Stored records
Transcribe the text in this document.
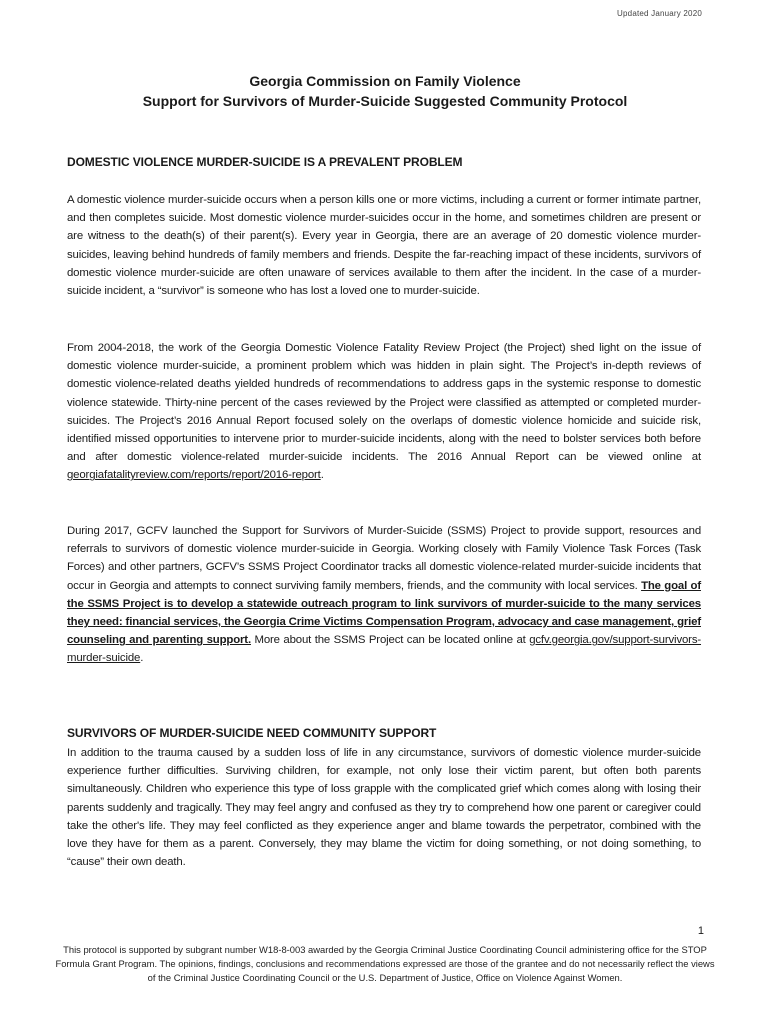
Updated January 2020
Georgia Commission on Family Violence
Support for Survivors of Murder-Suicide Suggested Community Protocol
DOMESTIC VIOLENCE MURDER-SUICIDE IS A PREVALENT PROBLEM

A domestic violence murder-suicide occurs when a person kills one or more victims, including a current or former intimate partner, and then completes suicide. Most domestic violence murder-suicides occur in the home, and sometimes children are present or are witness to the death(s) of their parent(s). Every year in Georgia, there are an average of 20 domestic violence murder-suicides, leaving behind hundreds of family members and friends. Despite the far-reaching impact of these incidents, survivors of domestic violence murder-suicide are often unaware of services available to them after the incident. In the case of a murder-suicide incident, a “survivor” is someone who has lost a loved one to murder-suicide.

From 2004-2018, the work of the Georgia Domestic Violence Fatality Review Project (the Project) shed light on the issue of domestic violence murder-suicide, a prominent problem which was hidden in plain sight. The Project’s in-depth reviews of domestic violence-related deaths yielded hundreds of recommendations to address gaps in the systemic response to domestic violence statewide. Thirty-nine percent of the cases reviewed by the Project were classified as attempted or completed murder-suicides. The Project’s 2016 Annual Report focused solely on the overlaps of domestic violence homicide and suicide risk, identified missed opportunities to intervene prior to murder-suicide incidents, along with the need to bolster services both before and after domestic violence-related murder-suicide incidents. The 2016 Annual Report can be viewed online at georgiafatalityreview.com/reports/report/2016-report.

During 2017, GCFV launched the Support for Survivors of Murder-Suicide (SSMS) Project to provide support, resources and referrals to survivors of domestic violence murder-suicide in Georgia. Working closely with Family Violence Task Forces (Task Forces) and other partners, GCFV’s SSMS Project Coordinator tracks all domestic violence-related murder-suicide incidents that occur in Georgia and attempts to connect surviving family members, friends, and the community with local services. The goal of the SSMS Project is to develop a statewide outreach program to link survivors of murder-suicide to the many services they need: financial services, the Georgia Crime Victims Compensation Program, advocacy and case management, grief counseling and parenting support. More about the SSMS Project can be located online at gcfv.georgia.gov/support-survivors-murder-suicide.

SURVIVORS OF MURDER-SUICIDE NEED COMMUNITY SUPPORT

In addition to the trauma caused by a sudden loss of life in any circumstance, survivors of domestic violence murder-suicide experience further difficulties. Surviving children, for example, not only lose their victim parent, but often both parents simultaneously. Children who experience this type of loss grapple with the complicated grief which comes along with losing their parents suddenly and tragically. They may feel angry and confused as they try to comprehend how one parent or caregiver could take the other's life. They may feel conflicted as they experience anger and blame towards the perpetrator, combined with the love they have for them as a parent. Conversely, they may blame the victim for doing something, or not doing something, to “cause” their own death.

1
This protocol is supported by subgrant number W18-8-003 awarded by the Georgia Criminal Justice Coordinating Council administering office for the STOP Formula Grant Program. The opinions, findings, conclusions and recommendations expressed are those of the grantee and do not necessarily reflect the views of the Criminal Justice Coordinating Council or the U.S. Department of Justice, Office on Violence Against Women.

YOUR OBJECTIVE » Leave the pictures out and output the rest of the listing exactly.

TASK OUTPUT »
Transcribe the text in this document.
Updated January 2020
Georgia Commission on Family Violence
Support for Survivors of Murder-Suicide Suggested Community Protocol
DOMESTIC VIOLENCE MURDER-SUICIDE IS A PREVALENT PROBLEM

A domestic violence murder-suicide occurs when a person kills one or more victims, including a current or former intimate partner, and then completes suicide. Most domestic violence murder-suicides occur in the home, and sometimes children are present or are witness to the death(s) of their parent(s). Every year in Georgia, there are an average of 20 domestic violence murder-suicides, leaving behind hundreds of family members and friends. Despite the far-reaching impact of these incidents, survivors of domestic violence murder-suicide are often unaware of services available to them after the incident. In the case of a murder-suicide incident, a “survivor” is someone who has lost a loved one to murder-suicide.

From 2004-2018, the work of the Georgia Domestic Violence Fatality Review Project (the Project) shed light on the issue of domestic violence murder-suicide, a prominent problem which was hidden in plain sight. The Project’s in-depth reviews of domestic violence-related deaths yielded hundreds of recommendations to address gaps in the systemic response to domestic violence statewide. Thirty-nine percent of the cases reviewed by the Project were classified as attempted or completed murder-suicides. The Project’s 2016 Annual Report focused solely on the overlaps of domestic violence homicide and suicide risk, identified missed opportunities to intervene prior to murder-suicide incidents, along with the need to bolster services both before and after domestic violence-related murder-suicide incidents. The 2016 Annual Report can be viewed online at georgiafatalityreview.com/reports/report/2016-report.

During 2017, GCFV launched the Support for Survivors of Murder-Suicide (SSMS) Project to provide support, resources and referrals to survivors of domestic violence murder-suicide in Georgia. Working closely with Family Violence Task Forces (Task Forces) and other partners, GCFV’s SSMS Project Coordinator tracks all domestic violence-related murder-suicide incidents that occur in Georgia and attempts to connect surviving family members, friends, and the community with local services. The goal of the SSMS Project is to develop a statewide outreach program to link survivors of murder-suicide to the many services they need: financial services, the Georgia Crime Victims Compensation Program, advocacy and case management, grief counseling and parenting support. More about the SSMS Project can be located online at gcfv.georgia.gov/support-survivors-murder-suicide.

SURVIVORS OF MURDER-SUICIDE NEED COMMUNITY SUPPORT

In addition to the trauma caused by a sudden loss of life in any circumstance, survivors of domestic violence murder-suicide experience further difficulties. Surviving children, for example, not only lose their victim parent, but often both parents simultaneously. Children who experience this type of loss grapple with the complicated grief which comes along with losing their parents suddenly and tragically. They may feel angry and confused as they try to comprehend how one parent or caregiver could take the other's life. They may feel conflicted as they experience anger and blame towards the perpetrator, combined with the love they have for them as a parent. Conversely, they may blame the victim for doing something, or not doing something, to “cause” their own death.

1
This protocol is supported by subgrant number W18-8-003 awarded by the Georgia Criminal Justice Coordinating Council administering office for the STOP Formula Grant Program. The opinions, findings, conclusions and recommendations expressed are those of the grantee and do not necessarily reflect the views of the Criminal Justice Coordinating Council or the U.S. Department of Justice, Office on Violence Against Women.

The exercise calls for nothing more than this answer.